WHAT YOU WILL DO> Only the lines from the one containing "Output the text content of this document." through the end of the entries should be repeated, exactly as they appear, first and last included.

-- Start of MATERIAL --

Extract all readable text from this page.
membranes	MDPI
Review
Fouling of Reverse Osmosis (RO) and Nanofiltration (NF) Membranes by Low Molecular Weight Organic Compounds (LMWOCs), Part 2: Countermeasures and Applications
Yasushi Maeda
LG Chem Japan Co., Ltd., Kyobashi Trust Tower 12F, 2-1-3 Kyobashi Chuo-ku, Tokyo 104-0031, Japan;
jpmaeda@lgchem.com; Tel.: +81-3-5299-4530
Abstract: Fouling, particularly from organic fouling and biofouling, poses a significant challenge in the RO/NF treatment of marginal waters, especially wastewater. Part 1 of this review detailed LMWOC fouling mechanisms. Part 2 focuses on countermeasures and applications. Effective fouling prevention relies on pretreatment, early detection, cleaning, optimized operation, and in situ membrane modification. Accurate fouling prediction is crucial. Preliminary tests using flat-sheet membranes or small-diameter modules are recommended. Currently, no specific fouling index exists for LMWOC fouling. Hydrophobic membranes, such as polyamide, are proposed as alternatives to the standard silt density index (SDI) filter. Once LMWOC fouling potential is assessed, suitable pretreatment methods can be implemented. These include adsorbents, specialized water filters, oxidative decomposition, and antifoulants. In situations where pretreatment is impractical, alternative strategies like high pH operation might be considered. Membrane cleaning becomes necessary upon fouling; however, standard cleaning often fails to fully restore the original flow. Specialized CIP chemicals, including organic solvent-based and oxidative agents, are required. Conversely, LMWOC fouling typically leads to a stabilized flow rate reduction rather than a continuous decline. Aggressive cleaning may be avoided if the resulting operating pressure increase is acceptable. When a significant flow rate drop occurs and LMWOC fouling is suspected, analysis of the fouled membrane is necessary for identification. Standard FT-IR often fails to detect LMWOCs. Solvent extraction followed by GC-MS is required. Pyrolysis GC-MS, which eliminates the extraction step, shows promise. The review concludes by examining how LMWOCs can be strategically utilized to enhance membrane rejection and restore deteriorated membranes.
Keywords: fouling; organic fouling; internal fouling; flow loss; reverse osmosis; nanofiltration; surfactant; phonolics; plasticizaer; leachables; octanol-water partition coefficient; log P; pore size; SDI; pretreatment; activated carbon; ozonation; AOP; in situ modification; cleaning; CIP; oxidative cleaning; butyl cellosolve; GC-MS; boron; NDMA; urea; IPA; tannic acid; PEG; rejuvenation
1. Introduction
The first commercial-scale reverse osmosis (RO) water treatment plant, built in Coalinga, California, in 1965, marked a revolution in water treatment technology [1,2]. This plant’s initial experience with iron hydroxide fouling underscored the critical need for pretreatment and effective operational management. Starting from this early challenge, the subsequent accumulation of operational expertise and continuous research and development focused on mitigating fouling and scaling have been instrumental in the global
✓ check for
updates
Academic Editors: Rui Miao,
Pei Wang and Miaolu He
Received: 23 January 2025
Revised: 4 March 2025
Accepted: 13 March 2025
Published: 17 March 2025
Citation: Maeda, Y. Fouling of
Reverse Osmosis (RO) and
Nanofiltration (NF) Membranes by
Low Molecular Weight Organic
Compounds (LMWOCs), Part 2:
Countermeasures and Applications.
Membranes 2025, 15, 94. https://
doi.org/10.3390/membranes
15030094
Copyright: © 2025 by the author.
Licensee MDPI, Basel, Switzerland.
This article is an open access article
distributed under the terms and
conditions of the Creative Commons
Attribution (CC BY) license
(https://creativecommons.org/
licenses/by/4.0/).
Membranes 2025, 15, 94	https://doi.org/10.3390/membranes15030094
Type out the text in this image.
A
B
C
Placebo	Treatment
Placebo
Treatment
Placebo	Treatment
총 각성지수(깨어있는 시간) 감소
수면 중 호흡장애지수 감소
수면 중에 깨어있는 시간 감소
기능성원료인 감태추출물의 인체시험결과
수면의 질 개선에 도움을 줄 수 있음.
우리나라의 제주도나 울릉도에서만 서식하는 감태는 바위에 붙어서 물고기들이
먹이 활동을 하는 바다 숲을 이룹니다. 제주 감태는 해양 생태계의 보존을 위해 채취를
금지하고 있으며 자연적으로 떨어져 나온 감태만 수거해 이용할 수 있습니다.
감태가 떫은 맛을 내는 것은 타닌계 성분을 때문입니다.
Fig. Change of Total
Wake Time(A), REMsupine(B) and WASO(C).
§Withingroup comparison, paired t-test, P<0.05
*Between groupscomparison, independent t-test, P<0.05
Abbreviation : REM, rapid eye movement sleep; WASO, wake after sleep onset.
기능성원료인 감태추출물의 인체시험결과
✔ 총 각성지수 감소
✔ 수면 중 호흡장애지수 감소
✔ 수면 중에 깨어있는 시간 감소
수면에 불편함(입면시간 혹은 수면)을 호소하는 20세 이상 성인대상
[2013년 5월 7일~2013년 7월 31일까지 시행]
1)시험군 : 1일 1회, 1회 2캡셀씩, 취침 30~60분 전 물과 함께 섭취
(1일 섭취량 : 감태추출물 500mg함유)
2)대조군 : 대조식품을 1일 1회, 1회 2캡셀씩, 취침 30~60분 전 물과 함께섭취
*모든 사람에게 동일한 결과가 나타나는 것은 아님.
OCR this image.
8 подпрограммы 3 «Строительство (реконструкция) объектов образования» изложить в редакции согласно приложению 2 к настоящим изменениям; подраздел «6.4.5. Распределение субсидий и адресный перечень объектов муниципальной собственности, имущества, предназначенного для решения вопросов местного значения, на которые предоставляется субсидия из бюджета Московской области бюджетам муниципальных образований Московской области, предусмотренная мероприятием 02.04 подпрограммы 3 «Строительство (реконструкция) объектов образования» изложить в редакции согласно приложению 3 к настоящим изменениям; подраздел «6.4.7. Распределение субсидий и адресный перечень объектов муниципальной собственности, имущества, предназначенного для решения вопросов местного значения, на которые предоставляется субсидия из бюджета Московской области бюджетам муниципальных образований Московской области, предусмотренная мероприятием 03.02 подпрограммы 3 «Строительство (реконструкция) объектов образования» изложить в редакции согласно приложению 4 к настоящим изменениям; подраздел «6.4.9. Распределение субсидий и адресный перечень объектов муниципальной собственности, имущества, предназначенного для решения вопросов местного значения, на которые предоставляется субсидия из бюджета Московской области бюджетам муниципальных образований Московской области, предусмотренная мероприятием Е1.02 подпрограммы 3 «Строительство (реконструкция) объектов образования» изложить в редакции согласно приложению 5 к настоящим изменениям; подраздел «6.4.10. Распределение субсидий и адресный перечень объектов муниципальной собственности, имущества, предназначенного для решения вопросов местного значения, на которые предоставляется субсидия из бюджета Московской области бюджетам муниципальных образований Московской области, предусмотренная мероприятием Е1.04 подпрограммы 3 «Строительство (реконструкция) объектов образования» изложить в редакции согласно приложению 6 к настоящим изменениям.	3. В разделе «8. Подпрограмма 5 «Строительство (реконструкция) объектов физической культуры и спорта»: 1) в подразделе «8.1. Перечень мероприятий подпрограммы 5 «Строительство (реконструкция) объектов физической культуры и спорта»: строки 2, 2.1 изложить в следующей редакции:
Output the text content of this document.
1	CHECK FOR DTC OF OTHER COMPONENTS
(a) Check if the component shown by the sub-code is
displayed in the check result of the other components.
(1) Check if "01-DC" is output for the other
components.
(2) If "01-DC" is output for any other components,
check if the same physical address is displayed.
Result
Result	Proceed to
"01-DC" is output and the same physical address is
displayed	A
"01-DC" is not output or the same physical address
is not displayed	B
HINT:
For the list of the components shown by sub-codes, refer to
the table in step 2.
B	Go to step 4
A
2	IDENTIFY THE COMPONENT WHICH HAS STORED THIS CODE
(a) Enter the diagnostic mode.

-- End of MATERIAL --

EXERCISE ANSWER>
Output the text content of this document.
1	CHECK FOR DTC OF OTHER COMPONENTS
(a) Check if the component shown by the sub-code is
displayed in the check result of the other components.
(1) Check if "01-DC" is output for the other
components.
(2) If "01-DC" is output for any other components,
check if the same physical address is displayed.
Result
Result	Proceed to
"01-DC" is output and the same physical address is
displayed	A
"01-DC" is not output or the same physical address
is not displayed	B
HINT:
For the list of the components shown by sub-codes, refer to
the table in step 2.
B	Go to step 4
A
2	IDENTIFY THE COMPONENT WHICH HAS STORED THIS CODE
(a) Enter the diagnostic mode.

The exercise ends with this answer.